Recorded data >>
+--

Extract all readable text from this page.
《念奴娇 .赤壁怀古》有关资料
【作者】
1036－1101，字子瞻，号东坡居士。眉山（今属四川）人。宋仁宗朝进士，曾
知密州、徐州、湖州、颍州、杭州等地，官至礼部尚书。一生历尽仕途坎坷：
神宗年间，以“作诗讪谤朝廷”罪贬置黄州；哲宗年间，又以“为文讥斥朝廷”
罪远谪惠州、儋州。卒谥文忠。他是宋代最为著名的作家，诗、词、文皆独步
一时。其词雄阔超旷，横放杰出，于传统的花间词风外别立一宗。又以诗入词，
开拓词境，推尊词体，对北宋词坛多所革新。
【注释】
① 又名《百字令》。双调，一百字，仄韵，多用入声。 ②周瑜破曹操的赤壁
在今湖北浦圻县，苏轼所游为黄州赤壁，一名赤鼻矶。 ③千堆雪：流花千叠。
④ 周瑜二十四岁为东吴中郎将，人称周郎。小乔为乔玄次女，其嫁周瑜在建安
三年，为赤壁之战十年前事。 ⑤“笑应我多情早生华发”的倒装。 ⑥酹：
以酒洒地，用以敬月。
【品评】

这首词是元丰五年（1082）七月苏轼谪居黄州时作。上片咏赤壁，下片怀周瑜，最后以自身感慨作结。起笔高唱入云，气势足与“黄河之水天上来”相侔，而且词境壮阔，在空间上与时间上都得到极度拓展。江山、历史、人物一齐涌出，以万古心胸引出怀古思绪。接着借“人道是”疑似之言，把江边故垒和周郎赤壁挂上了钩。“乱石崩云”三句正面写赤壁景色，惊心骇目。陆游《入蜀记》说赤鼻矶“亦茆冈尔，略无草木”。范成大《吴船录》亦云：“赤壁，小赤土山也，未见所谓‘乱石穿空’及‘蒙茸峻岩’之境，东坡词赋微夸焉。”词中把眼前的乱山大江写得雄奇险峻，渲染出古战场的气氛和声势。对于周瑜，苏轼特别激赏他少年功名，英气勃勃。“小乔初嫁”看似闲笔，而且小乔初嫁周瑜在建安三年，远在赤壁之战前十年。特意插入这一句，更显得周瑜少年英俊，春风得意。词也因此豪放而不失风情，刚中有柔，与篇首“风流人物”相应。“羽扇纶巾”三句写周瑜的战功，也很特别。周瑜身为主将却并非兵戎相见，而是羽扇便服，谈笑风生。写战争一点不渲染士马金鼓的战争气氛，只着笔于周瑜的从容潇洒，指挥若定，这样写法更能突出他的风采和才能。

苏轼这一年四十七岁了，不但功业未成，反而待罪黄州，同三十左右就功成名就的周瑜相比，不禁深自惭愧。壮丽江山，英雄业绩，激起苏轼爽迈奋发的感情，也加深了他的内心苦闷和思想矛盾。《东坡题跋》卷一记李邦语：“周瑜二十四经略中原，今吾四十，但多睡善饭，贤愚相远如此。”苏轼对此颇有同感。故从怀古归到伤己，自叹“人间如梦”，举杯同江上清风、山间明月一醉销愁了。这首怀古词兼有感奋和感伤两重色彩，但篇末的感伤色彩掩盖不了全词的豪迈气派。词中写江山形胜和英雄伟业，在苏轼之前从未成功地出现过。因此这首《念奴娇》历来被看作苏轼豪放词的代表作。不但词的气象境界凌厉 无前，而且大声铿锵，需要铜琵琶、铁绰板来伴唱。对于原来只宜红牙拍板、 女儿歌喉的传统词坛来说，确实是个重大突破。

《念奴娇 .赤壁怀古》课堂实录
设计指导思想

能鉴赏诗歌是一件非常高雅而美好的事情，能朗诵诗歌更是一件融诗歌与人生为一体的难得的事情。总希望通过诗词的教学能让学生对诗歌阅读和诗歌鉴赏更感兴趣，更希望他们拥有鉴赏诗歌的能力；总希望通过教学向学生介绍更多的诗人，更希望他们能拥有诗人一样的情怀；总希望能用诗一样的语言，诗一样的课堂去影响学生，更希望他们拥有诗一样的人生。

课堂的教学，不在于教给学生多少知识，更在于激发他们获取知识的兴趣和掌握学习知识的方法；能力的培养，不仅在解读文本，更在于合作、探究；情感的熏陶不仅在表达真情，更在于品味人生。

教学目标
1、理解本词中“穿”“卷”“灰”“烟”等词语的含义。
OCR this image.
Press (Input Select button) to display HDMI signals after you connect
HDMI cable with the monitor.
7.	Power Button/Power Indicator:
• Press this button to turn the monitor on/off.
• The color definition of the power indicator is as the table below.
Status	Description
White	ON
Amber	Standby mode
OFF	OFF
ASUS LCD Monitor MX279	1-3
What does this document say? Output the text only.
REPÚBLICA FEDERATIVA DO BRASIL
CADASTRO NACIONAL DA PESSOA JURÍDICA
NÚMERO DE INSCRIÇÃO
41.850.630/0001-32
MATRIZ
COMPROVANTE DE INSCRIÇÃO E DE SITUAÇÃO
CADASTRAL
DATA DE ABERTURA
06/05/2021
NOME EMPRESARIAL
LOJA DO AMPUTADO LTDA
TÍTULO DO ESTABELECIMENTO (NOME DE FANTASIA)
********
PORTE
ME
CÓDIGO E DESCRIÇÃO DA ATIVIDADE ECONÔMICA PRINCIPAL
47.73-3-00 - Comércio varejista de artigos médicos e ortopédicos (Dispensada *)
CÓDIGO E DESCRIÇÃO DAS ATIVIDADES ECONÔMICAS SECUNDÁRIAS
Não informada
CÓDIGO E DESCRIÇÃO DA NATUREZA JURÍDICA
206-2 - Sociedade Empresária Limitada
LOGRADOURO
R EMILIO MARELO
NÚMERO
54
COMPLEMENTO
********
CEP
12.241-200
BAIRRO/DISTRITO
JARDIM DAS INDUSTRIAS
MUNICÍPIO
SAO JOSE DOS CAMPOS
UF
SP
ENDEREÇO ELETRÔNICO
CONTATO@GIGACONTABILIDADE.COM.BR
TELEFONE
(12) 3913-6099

+--

SET PROBLEM >>
Give back each line above precisely as it stands.

ANSWER BELOW >>
Extract all readable text from this page.
《念奴娇 .赤壁怀古》有关资料
【作者】
1036－1101，字子瞻，号东坡居士。眉山（今属四川）人。宋仁宗朝进士，曾
知密州、徐州、湖州、颍州、杭州等地，官至礼部尚书。一生历尽仕途坎坷：
神宗年间，以“作诗讪谤朝廷”罪贬置黄州；哲宗年间，又以“为文讥斥朝廷”
罪远谪惠州、儋州。卒谥文忠。他是宋代最为著名的作家，诗、词、文皆独步
一时。其词雄阔超旷，横放杰出，于传统的花间词风外别立一宗。又以诗入词，
开拓词境，推尊词体，对北宋词坛多所革新。
【注释】
① 又名《百字令》。双调，一百字，仄韵，多用入声。 ②周瑜破曹操的赤壁
在今湖北浦圻县，苏轼所游为黄州赤壁，一名赤鼻矶。 ③千堆雪：流花千叠。
④ 周瑜二十四岁为东吴中郎将，人称周郎。小乔为乔玄次女，其嫁周瑜在建安
三年，为赤壁之战十年前事。 ⑤“笑应我多情早生华发”的倒装。 ⑥酹：
以酒洒地，用以敬月。
【品评】

这首词是元丰五年（1082）七月苏轼谪居黄州时作。上片咏赤壁，下片怀周瑜，最后以自身感慨作结。起笔高唱入云，气势足与“黄河之水天上来”相侔，而且词境壮阔，在空间上与时间上都得到极度拓展。江山、历史、人物一齐涌出，以万古心胸引出怀古思绪。接着借“人道是”疑似之言，把江边故垒和周郎赤壁挂上了钩。“乱石崩云”三句正面写赤壁景色，惊心骇目。陆游《入蜀记》说赤鼻矶“亦茆冈尔，略无草木”。范成大《吴船录》亦云：“赤壁，小赤土山也，未见所谓‘乱石穿空’及‘蒙茸峻岩’之境，东坡词赋微夸焉。”词中把眼前的乱山大江写得雄奇险峻，渲染出古战场的气氛和声势。对于周瑜，苏轼特别激赏他少年功名，英气勃勃。“小乔初嫁”看似闲笔，而且小乔初嫁周瑜在建安三年，远在赤壁之战前十年。特意插入这一句，更显得周瑜少年英俊，春风得意。词也因此豪放而不失风情，刚中有柔，与篇首“风流人物”相应。“羽扇纶巾”三句写周瑜的战功，也很特别。周瑜身为主将却并非兵戎相见，而是羽扇便服，谈笑风生。写战争一点不渲染士马金鼓的战争气氛，只着笔于周瑜的从容潇洒，指挥若定，这样写法更能突出他的风采和才能。

苏轼这一年四十七岁了，不但功业未成，反而待罪黄州，同三十左右就功成名就的周瑜相比，不禁深自惭愧。壮丽江山，英雄业绩，激起苏轼爽迈奋发的感情，也加深了他的内心苦闷和思想矛盾。《东坡题跋》卷一记李邦语：“周瑜二十四经略中原，今吾四十，但多睡善饭，贤愚相远如此。”苏轼对此颇有同感。故从怀古归到伤己，自叹“人间如梦”，举杯同江上清风、山间明月一醉销愁了。这首怀古词兼有感奋和感伤两重色彩，但篇末的感伤色彩掩盖不了全词的豪迈气派。词中写江山形胜和英雄伟业，在苏轼之前从未成功地出现过。因此这首《念奴娇》历来被看作苏轼豪放词的代表作。不但词的气象境界凌厉 无前，而且大声铿锵，需要铜琵琶、铁绰板来伴唱。对于原来只宜红牙拍板、 女儿歌喉的传统词坛来说，确实是个重大突破。

《念奴娇 .赤壁怀古》课堂实录
设计指导思想

能鉴赏诗歌是一件非常高雅而美好的事情，能朗诵诗歌更是一件融诗歌与人生为一体的难得的事情。总希望通过诗词的教学能让学生对诗歌阅读和诗歌鉴赏更感兴趣，更希望他们拥有鉴赏诗歌的能力；总希望通过教学向学生介绍更多的诗人，更希望他们能拥有诗人一样的情怀；总希望能用诗一样的语言，诗一样的课堂去影响学生，更希望他们拥有诗一样的人生。

课堂的教学，不在于教给学生多少知识，更在于激发他们获取知识的兴趣和掌握学习知识的方法；能力的培养，不仅在解读文本，更在于合作、探究；情感的熏陶不仅在表达真情，更在于品味人生。

教学目标
1、理解本词中“穿”“卷”“灰”“烟”等词语的含义。
OCR this image.
Press (Input Select button) to display HDMI signals after you connect
HDMI cable with the monitor.
7.	Power Button/Power Indicator:
• Press this button to turn the monitor on/off.
• The color definition of the power indicator is as the table below.
Status	Description
White	ON
Amber	Standby mode
OFF	OFF
ASUS LCD Monitor MX279	1-3
What does this document say? Output the text only.
REPÚBLICA FEDERATIVA DO BRASIL
CADASTRO NACIONAL DA PESSOA JURÍDICA
NÚMERO DE INSCRIÇÃO
41.850.630/0001-32
MATRIZ
COMPROVANTE DE INSCRIÇÃO E DE SITUAÇÃO
CADASTRAL
DATA DE ABERTURA
06/05/2021
NOME EMPRESARIAL
LOJA DO AMPUTADO LTDA
TÍTULO DO ESTABELECIMENTO (NOME DE FANTASIA)
********
PORTE
ME
CÓDIGO E DESCRIÇÃO DA ATIVIDADE ECONÔMICA PRINCIPAL
47.73-3-00 - Comércio varejista de artigos médicos e ortopédicos (Dispensada *)
CÓDIGO E DESCRIÇÃO DAS ATIVIDADES ECONÔMICAS SECUNDÁRIAS
Não informada
CÓDIGO E DESCRIÇÃO DA NATUREZA JURÍDICA
206-2 - Sociedade Empresária Limitada
LOGRADOURO
R EMILIO MARELO
NÚMERO
54
COMPLEMENTO
********
CEP
12.241-200
BAIRRO/DISTRITO
JARDIM DAS INDUSTRIAS
MUNICÍPIO
SAO JOSE DOS CAMPOS
UF
SP
ENDEREÇO ELETRÔNICO
CONTATO@GIGACONTABILIDADE.COM.BR
TELEFONE
(12) 3913-6099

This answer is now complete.